• Data extract:
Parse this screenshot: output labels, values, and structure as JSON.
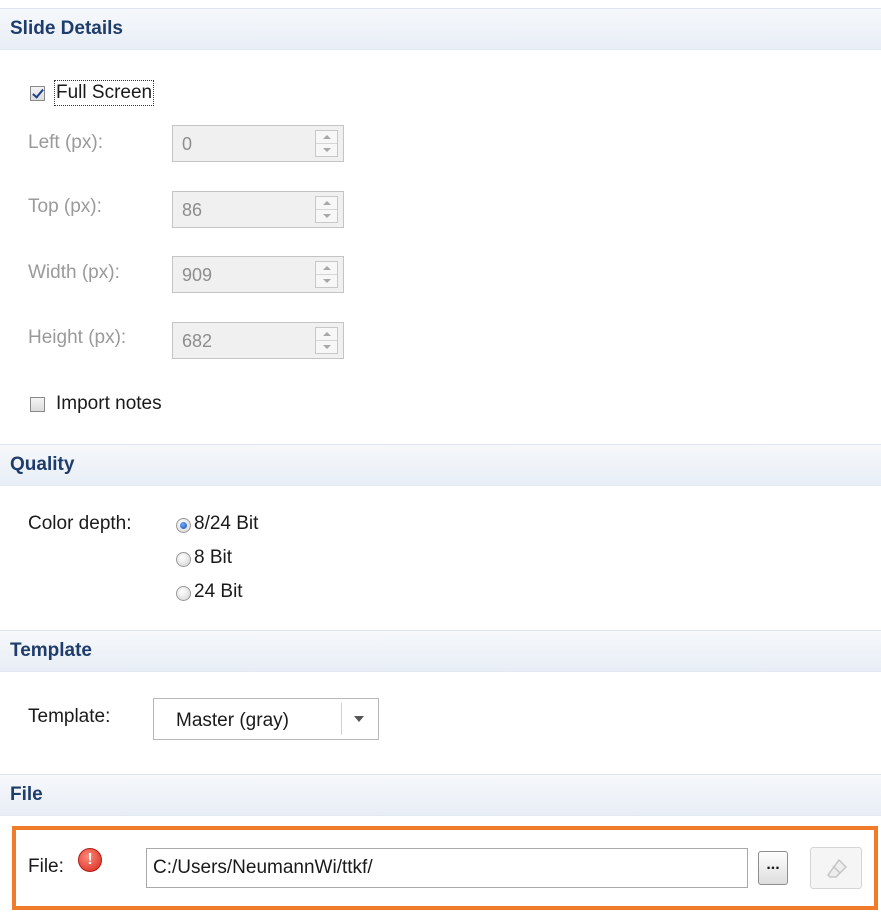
{
  "slide_details": {
    "header": "Slide Details",
    "full_screen_label": "Full Screen",
    "full_screen_checked": true,
    "fields": [
      {
        "label": "Left (px):",
        "value": "0"
      },
      {
        "label": "Top (px):",
        "value": "86"
      },
      {
        "label": "Width (px):",
        "value": "909"
      },
      {
        "label": "Height (px):",
        "value": "682"
      }
    ],
    "import_notes_label": "Import notes",
    "import_notes_checked": false
  },
  "quality": {
    "header": "Quality",
    "color_depth_label": "Color depth:",
    "options": [
      "8/24 Bit",
      "8 Bit",
      "24 Bit"
    ],
    "selected": "8/24 Bit"
  },
  "template": {
    "header": "Template",
    "label": "Template:",
    "selected": "Master (gray)"
  },
  "file": {
    "header": "File",
    "label": "File:",
    "path": "C:/Users/NeumannWi/ttkf/",
    "browse_label": "...",
    "highlight_color": "#f07b2a",
    "error_icon": "error-icon"
  }
}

• Problem requirements:
Write out the entries above word for word. Do not include the pictures.

• Complete output:
Parse this screenshot: output labels, values, and structure as JSON.
{
  "slide_details": {
    "header": "Slide Details",
    "full_screen_label": "Full Screen",
    "full_screen_checked": true,
    "fields": [
      {
        "label": "Left (px):",
        "value": "0"
      },
      {
        "label": "Top (px):",
        "value": "86"
      },
      {
        "label": "Width (px):",
        "value": "909"
      },
      {
        "label": "Height (px):",
        "value": "682"
      }
    ],
    "import_notes_label": "Import notes",
    "import_notes_checked": false
  },
  "quality": {
    "header": "Quality",
    "color_depth_label": "Color depth:",
    "options": [
      "8/24 Bit",
      "8 Bit",
      "24 Bit"
    ],
    "selected": "8/24 Bit"
  },
  "template": {
    "header": "Template",
    "label": "Template:",
    "selected": "Master (gray)"
  },
  "file": {
    "header": "File",
    "label": "File:",
    "path": "C:/Users/NeumannWi/ttkf/",
    "browse_label": "...",
    "highlight_color": "#f07b2a",
    "error_icon": "error-icon"
  }
}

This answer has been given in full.